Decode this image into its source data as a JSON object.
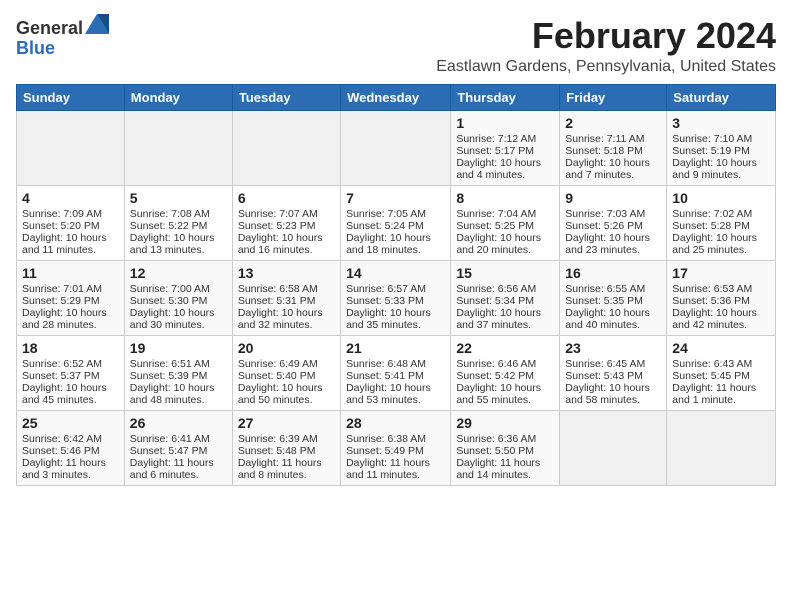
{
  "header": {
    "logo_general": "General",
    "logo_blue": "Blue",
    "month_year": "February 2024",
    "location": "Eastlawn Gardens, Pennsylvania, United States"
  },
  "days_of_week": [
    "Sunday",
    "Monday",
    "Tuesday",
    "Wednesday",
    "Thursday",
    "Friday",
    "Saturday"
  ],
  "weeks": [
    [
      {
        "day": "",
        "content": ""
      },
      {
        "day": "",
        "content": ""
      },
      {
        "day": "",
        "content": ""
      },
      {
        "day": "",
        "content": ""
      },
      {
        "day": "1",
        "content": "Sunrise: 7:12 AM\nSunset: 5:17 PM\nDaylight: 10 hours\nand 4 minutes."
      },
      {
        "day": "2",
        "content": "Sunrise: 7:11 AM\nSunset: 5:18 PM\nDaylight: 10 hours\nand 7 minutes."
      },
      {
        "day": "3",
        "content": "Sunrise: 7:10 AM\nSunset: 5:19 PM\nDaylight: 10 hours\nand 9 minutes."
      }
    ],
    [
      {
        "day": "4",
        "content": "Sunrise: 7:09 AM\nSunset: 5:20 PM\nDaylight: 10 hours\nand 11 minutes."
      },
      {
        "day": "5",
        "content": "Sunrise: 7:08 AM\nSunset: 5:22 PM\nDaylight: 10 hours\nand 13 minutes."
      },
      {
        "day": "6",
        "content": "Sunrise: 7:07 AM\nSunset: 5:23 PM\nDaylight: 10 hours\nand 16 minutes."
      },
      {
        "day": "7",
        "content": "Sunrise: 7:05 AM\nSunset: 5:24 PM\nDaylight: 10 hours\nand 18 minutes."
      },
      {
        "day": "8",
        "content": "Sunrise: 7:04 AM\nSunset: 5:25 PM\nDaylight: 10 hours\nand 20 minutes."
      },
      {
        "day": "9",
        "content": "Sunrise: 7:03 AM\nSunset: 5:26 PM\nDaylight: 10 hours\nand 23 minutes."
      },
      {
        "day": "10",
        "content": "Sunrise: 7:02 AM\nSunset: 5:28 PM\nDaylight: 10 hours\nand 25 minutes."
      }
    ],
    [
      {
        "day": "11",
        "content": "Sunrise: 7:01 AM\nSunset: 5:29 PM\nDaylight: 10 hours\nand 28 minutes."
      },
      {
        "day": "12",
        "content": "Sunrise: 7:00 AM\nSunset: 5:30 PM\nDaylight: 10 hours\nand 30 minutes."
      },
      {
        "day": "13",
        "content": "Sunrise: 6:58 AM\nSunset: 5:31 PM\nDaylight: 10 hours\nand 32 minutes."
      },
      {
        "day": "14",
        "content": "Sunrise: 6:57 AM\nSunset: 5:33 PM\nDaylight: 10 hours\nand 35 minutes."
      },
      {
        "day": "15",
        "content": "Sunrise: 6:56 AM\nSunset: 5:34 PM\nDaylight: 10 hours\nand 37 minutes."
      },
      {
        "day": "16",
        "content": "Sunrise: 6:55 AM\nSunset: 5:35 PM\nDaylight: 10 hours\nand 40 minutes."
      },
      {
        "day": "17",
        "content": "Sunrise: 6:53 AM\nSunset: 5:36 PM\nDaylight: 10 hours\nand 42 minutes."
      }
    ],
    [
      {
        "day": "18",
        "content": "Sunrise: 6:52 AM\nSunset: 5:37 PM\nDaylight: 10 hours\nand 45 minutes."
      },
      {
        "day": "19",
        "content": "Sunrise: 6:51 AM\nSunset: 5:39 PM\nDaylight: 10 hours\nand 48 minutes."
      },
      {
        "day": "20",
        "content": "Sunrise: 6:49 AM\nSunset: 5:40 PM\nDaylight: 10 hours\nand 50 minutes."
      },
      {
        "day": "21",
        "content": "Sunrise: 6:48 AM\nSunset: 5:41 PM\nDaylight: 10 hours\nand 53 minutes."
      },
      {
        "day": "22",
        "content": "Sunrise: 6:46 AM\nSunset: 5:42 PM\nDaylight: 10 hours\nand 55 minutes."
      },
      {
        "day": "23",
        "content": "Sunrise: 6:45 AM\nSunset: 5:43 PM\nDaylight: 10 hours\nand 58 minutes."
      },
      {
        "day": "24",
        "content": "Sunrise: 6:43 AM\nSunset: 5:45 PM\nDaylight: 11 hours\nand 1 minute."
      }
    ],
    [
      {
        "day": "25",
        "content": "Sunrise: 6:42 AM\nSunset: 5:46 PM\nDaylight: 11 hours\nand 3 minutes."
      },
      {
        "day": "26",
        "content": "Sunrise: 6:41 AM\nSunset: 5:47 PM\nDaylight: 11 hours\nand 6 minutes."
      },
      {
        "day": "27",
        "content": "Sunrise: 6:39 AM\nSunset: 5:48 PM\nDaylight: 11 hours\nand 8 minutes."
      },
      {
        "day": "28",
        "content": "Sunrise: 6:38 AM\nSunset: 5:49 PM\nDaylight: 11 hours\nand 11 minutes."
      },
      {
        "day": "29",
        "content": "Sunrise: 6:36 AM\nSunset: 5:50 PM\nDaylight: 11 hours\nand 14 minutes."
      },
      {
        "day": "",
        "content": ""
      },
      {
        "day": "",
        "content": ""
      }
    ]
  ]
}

┄┄┄┄┄┄

Task statement
Print out the material word for word, omitting the pictures.

Output of the exercise
Decode this image into its source data as a JSON object.
{
  "header": {
    "logo_general": "General",
    "logo_blue": "Blue",
    "month_year": "February 2024",
    "location": "Eastlawn Gardens, Pennsylvania, United States"
  },
  "days_of_week": [
    "Sunday",
    "Monday",
    "Tuesday",
    "Wednesday",
    "Thursday",
    "Friday",
    "Saturday"
  ],
  "weeks": [
    [
      {
        "day": "",
        "content": ""
      },
      {
        "day": "",
        "content": ""
      },
      {
        "day": "",
        "content": ""
      },
      {
        "day": "",
        "content": ""
      },
      {
        "day": "1",
        "content": "Sunrise: 7:12 AM\nSunset: 5:17 PM\nDaylight: 10 hours\nand 4 minutes."
      },
      {
        "day": "2",
        "content": "Sunrise: 7:11 AM\nSunset: 5:18 PM\nDaylight: 10 hours\nand 7 minutes."
      },
      {
        "day": "3",
        "content": "Sunrise: 7:10 AM\nSunset: 5:19 PM\nDaylight: 10 hours\nand 9 minutes."
      }
    ],
    [
      {
        "day": "4",
        "content": "Sunrise: 7:09 AM\nSunset: 5:20 PM\nDaylight: 10 hours\nand 11 minutes."
      },
      {
        "day": "5",
        "content": "Sunrise: 7:08 AM\nSunset: 5:22 PM\nDaylight: 10 hours\nand 13 minutes."
      },
      {
        "day": "6",
        "content": "Sunrise: 7:07 AM\nSunset: 5:23 PM\nDaylight: 10 hours\nand 16 minutes."
      },
      {
        "day": "7",
        "content": "Sunrise: 7:05 AM\nSunset: 5:24 PM\nDaylight: 10 hours\nand 18 minutes."
      },
      {
        "day": "8",
        "content": "Sunrise: 7:04 AM\nSunset: 5:25 PM\nDaylight: 10 hours\nand 20 minutes."
      },
      {
        "day": "9",
        "content": "Sunrise: 7:03 AM\nSunset: 5:26 PM\nDaylight: 10 hours\nand 23 minutes."
      },
      {
        "day": "10",
        "content": "Sunrise: 7:02 AM\nSunset: 5:28 PM\nDaylight: 10 hours\nand 25 minutes."
      }
    ],
    [
      {
        "day": "11",
        "content": "Sunrise: 7:01 AM\nSunset: 5:29 PM\nDaylight: 10 hours\nand 28 minutes."
      },
      {
        "day": "12",
        "content": "Sunrise: 7:00 AM\nSunset: 5:30 PM\nDaylight: 10 hours\nand 30 minutes."
      },
      {
        "day": "13",
        "content": "Sunrise: 6:58 AM\nSunset: 5:31 PM\nDaylight: 10 hours\nand 32 minutes."
      },
      {
        "day": "14",
        "content": "Sunrise: 6:57 AM\nSunset: 5:33 PM\nDaylight: 10 hours\nand 35 minutes."
      },
      {
        "day": "15",
        "content": "Sunrise: 6:56 AM\nSunset: 5:34 PM\nDaylight: 10 hours\nand 37 minutes."
      },
      {
        "day": "16",
        "content": "Sunrise: 6:55 AM\nSunset: 5:35 PM\nDaylight: 10 hours\nand 40 minutes."
      },
      {
        "day": "17",
        "content": "Sunrise: 6:53 AM\nSunset: 5:36 PM\nDaylight: 10 hours\nand 42 minutes."
      }
    ],
    [
      {
        "day": "18",
        "content": "Sunrise: 6:52 AM\nSunset: 5:37 PM\nDaylight: 10 hours\nand 45 minutes."
      },
      {
        "day": "19",
        "content": "Sunrise: 6:51 AM\nSunset: 5:39 PM\nDaylight: 10 hours\nand 48 minutes."
      },
      {
        "day": "20",
        "content": "Sunrise: 6:49 AM\nSunset: 5:40 PM\nDaylight: 10 hours\nand 50 minutes."
      },
      {
        "day": "21",
        "content": "Sunrise: 6:48 AM\nSunset: 5:41 PM\nDaylight: 10 hours\nand 53 minutes."
      },
      {
        "day": "22",
        "content": "Sunrise: 6:46 AM\nSunset: 5:42 PM\nDaylight: 10 hours\nand 55 minutes."
      },
      {
        "day": "23",
        "content": "Sunrise: 6:45 AM\nSunset: 5:43 PM\nDaylight: 10 hours\nand 58 minutes."
      },
      {
        "day": "24",
        "content": "Sunrise: 6:43 AM\nSunset: 5:45 PM\nDaylight: 11 hours\nand 1 minute."
      }
    ],
    [
      {
        "day": "25",
        "content": "Sunrise: 6:42 AM\nSunset: 5:46 PM\nDaylight: 11 hours\nand 3 minutes."
      },
      {
        "day": "26",
        "content": "Sunrise: 6:41 AM\nSunset: 5:47 PM\nDaylight: 11 hours\nand 6 minutes."
      },
      {
        "day": "27",
        "content": "Sunrise: 6:39 AM\nSunset: 5:48 PM\nDaylight: 11 hours\nand 8 minutes."
      },
      {
        "day": "28",
        "content": "Sunrise: 6:38 AM\nSunset: 5:49 PM\nDaylight: 11 hours\nand 11 minutes."
      },
      {
        "day": "29",
        "content": "Sunrise: 6:36 AM\nSunset: 5:50 PM\nDaylight: 11 hours\nand 14 minutes."
      },
      {
        "day": "",
        "content": ""
      },
      {
        "day": "",
        "content": ""
      }
    ]
  ]
}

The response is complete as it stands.